<<<<
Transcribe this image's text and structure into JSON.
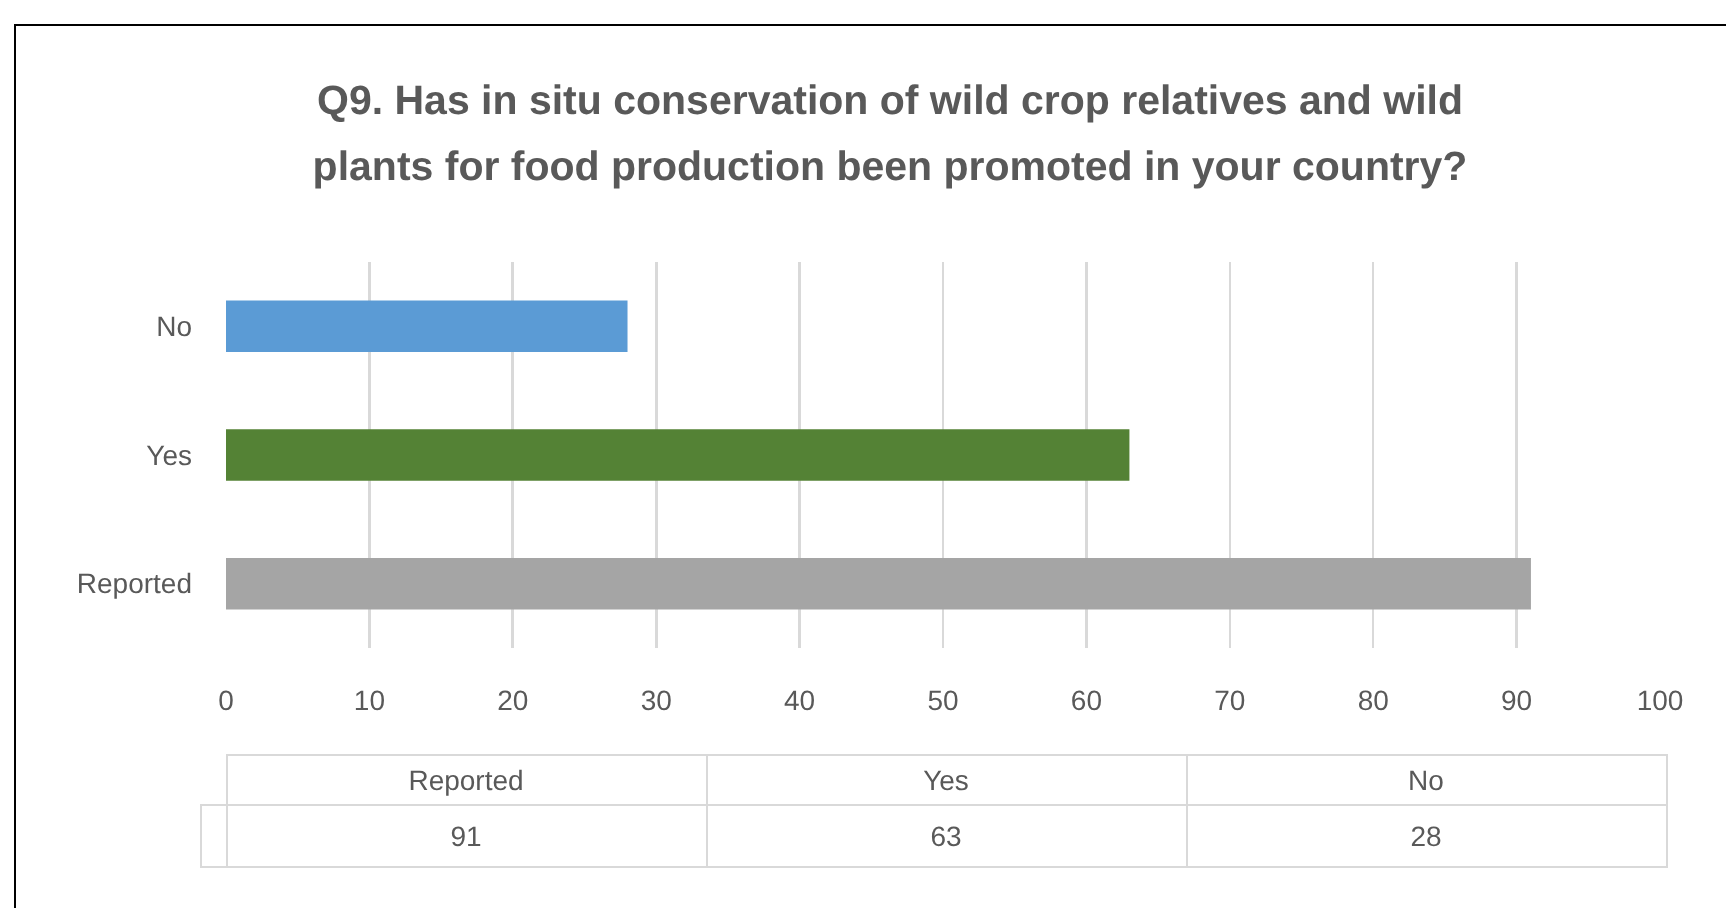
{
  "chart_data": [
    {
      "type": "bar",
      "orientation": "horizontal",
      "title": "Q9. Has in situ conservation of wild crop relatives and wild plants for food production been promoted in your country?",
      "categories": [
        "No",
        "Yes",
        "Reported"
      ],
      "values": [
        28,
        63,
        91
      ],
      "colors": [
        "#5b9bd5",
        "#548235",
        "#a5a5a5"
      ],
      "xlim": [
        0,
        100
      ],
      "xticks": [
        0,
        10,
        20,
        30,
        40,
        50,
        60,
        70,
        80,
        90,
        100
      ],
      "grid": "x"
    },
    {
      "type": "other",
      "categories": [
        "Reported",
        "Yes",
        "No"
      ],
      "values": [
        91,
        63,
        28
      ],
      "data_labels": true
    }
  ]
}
>>>>
- Problem to solve -
Omit the pictures, then quote the rest of the material above exactly.

- Correct response -
Transcribe this image's text and structure into JSON.
{
  "chart_data": [
    {
      "type": "bar",
      "orientation": "horizontal",
      "title": "Q9. Has in situ conservation of wild crop relatives and wild plants for food production been promoted in your country?",
      "categories": [
        "No",
        "Yes",
        "Reported"
      ],
      "values": [
        28,
        63,
        91
      ],
      "colors": [
        "#5b9bd5",
        "#548235",
        "#a5a5a5"
      ],
      "xlim": [
        0,
        100
      ],
      "xticks": [
        0,
        10,
        20,
        30,
        40,
        50,
        60,
        70,
        80,
        90,
        100
      ],
      "grid": "x"
    },
    {
      "type": "other",
      "categories": [
        "Reported",
        "Yes",
        "No"
      ],
      "values": [
        91,
        63,
        28
      ],
      "data_labels": true
    }
  ]
}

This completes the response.